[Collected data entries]
....
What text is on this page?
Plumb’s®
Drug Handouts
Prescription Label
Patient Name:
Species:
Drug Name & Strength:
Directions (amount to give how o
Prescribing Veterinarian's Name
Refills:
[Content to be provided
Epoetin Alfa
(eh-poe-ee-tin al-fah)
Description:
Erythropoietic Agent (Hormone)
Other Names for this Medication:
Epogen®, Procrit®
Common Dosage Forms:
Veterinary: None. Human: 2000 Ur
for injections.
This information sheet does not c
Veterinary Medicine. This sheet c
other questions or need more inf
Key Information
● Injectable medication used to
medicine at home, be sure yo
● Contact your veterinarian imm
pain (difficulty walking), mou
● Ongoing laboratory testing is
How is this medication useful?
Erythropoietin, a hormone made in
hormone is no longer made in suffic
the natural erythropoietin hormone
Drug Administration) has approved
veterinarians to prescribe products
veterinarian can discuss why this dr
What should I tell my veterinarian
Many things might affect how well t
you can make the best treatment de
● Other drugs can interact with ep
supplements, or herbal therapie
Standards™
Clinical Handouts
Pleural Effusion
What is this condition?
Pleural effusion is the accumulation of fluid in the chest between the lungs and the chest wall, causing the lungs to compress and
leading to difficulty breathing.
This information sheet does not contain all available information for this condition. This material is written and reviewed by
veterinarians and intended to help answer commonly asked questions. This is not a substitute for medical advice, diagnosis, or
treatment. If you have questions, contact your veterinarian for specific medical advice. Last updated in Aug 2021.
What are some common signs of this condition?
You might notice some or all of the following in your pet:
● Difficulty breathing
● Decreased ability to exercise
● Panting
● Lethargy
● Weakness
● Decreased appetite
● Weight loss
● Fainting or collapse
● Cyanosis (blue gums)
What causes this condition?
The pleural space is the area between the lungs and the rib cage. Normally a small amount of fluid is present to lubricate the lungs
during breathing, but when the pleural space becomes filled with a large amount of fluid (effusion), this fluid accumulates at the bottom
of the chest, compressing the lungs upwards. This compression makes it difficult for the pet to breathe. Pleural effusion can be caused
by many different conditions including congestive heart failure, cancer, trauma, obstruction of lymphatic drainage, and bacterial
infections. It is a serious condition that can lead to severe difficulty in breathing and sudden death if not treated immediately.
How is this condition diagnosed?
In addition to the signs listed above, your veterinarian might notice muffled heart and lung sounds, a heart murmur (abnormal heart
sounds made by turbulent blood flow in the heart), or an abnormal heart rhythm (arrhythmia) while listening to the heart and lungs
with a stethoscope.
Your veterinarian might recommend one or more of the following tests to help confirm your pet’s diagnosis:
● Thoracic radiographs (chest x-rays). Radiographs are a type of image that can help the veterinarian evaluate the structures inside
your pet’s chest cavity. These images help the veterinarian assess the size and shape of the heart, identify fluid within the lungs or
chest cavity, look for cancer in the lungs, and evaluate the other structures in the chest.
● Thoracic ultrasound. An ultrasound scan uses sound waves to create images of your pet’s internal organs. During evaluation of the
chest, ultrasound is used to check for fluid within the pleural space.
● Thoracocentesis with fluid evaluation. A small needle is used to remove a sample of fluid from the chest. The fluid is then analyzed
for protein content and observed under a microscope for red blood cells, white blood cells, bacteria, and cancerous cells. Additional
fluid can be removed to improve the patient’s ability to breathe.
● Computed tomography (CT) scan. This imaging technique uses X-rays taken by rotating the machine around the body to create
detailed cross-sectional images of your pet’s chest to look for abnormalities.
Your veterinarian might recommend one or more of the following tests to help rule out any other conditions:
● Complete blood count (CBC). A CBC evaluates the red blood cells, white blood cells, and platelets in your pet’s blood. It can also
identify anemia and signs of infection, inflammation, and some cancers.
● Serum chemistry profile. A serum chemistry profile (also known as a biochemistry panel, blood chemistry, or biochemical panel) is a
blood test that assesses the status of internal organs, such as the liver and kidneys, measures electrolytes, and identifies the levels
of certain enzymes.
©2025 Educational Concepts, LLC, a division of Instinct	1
....
- What you have to do -
Output the complete set of records word for word.

- The answer -
What text is on this page?
Plumb’s®
Drug Handouts
Prescription Label
Patient Name:
Species:
Drug Name & Strength:
Directions (amount to give how o
Prescribing Veterinarian's Name
Refills:
[Content to be provided
Epoetin Alfa
(eh-poe-ee-tin al-fah)
Description:
Erythropoietic Agent (Hormone)
Other Names for this Medication:
Epogen®, Procrit®
Common Dosage Forms:
Veterinary: None. Human: 2000 Ur
for injections.
This information sheet does not c
Veterinary Medicine. This sheet c
other questions or need more inf
Key Information
● Injectable medication used to
medicine at home, be sure yo
● Contact your veterinarian imm
pain (difficulty walking), mou
● Ongoing laboratory testing is
How is this medication useful?
Erythropoietin, a hormone made in
hormone is no longer made in suffic
the natural erythropoietin hormone
Drug Administration) has approved
veterinarians to prescribe products
veterinarian can discuss why this dr
What should I tell my veterinarian
Many things might affect how well t
you can make the best treatment de
● Other drugs can interact with ep
supplements, or herbal therapie
Standards™
Clinical Handouts
Pleural Effusion
What is this condition?
Pleural effusion is the accumulation of fluid in the chest between the lungs and the chest wall, causing the lungs to compress and
leading to difficulty breathing.
This information sheet does not contain all available information for this condition. This material is written and reviewed by
veterinarians and intended to help answer commonly asked questions. This is not a substitute for medical advice, diagnosis, or
treatment. If you have questions, contact your veterinarian for specific medical advice. Last updated in Aug 2021.
What are some common signs of this condition?
You might notice some or all of the following in your pet:
● Difficulty breathing
● Decreased ability to exercise
● Panting
● Lethargy
● Weakness
● Decreased appetite
● Weight loss
● Fainting or collapse
● Cyanosis (blue gums)
What causes this condition?
The pleural space is the area between the lungs and the rib cage. Normally a small amount of fluid is present to lubricate the lungs
during breathing, but when the pleural space becomes filled with a large amount of fluid (effusion), this fluid accumulates at the bottom
of the chest, compressing the lungs upwards. This compression makes it difficult for the pet to breathe. Pleural effusion can be caused
by many different conditions including congestive heart failure, cancer, trauma, obstruction of lymphatic drainage, and bacterial
infections. It is a serious condition that can lead to severe difficulty in breathing and sudden death if not treated immediately.
How is this condition diagnosed?
In addition to the signs listed above, your veterinarian might notice muffled heart and lung sounds, a heart murmur (abnormal heart
sounds made by turbulent blood flow in the heart), or an abnormal heart rhythm (arrhythmia) while listening to the heart and lungs
with a stethoscope.
Your veterinarian might recommend one or more of the following tests to help confirm your pet’s diagnosis:
● Thoracic radiographs (chest x-rays). Radiographs are a type of image that can help the veterinarian evaluate the structures inside
your pet’s chest cavity. These images help the veterinarian assess the size and shape of the heart, identify fluid within the lungs or
chest cavity, look for cancer in the lungs, and evaluate the other structures in the chest.
● Thoracic ultrasound. An ultrasound scan uses sound waves to create images of your pet’s internal organs. During evaluation of the
chest, ultrasound is used to check for fluid within the pleural space.
● Thoracocentesis with fluid evaluation. A small needle is used to remove a sample of fluid from the chest. The fluid is then analyzed
for protein content and observed under a microscope for red blood cells, white blood cells, bacteria, and cancerous cells. Additional
fluid can be removed to improve the patient’s ability to breathe.
● Computed tomography (CT) scan. This imaging technique uses X-rays taken by rotating the machine around the body to create
detailed cross-sectional images of your pet’s chest to look for abnormalities.
Your veterinarian might recommend one or more of the following tests to help rule out any other conditions:
● Complete blood count (CBC). A CBC evaluates the red blood cells, white blood cells, and platelets in your pet’s blood. It can also
identify anemia and signs of infection, inflammation, and some cancers.
● Serum chemistry profile. A serum chemistry profile (also known as a biochemistry panel, blood chemistry, or biochemical panel) is a
blood test that assesses the status of internal organs, such as the liver and kidneys, measures electrolytes, and identifies the levels
of certain enzymes.
©2025 Educational Concepts, LLC, a division of Instinct	1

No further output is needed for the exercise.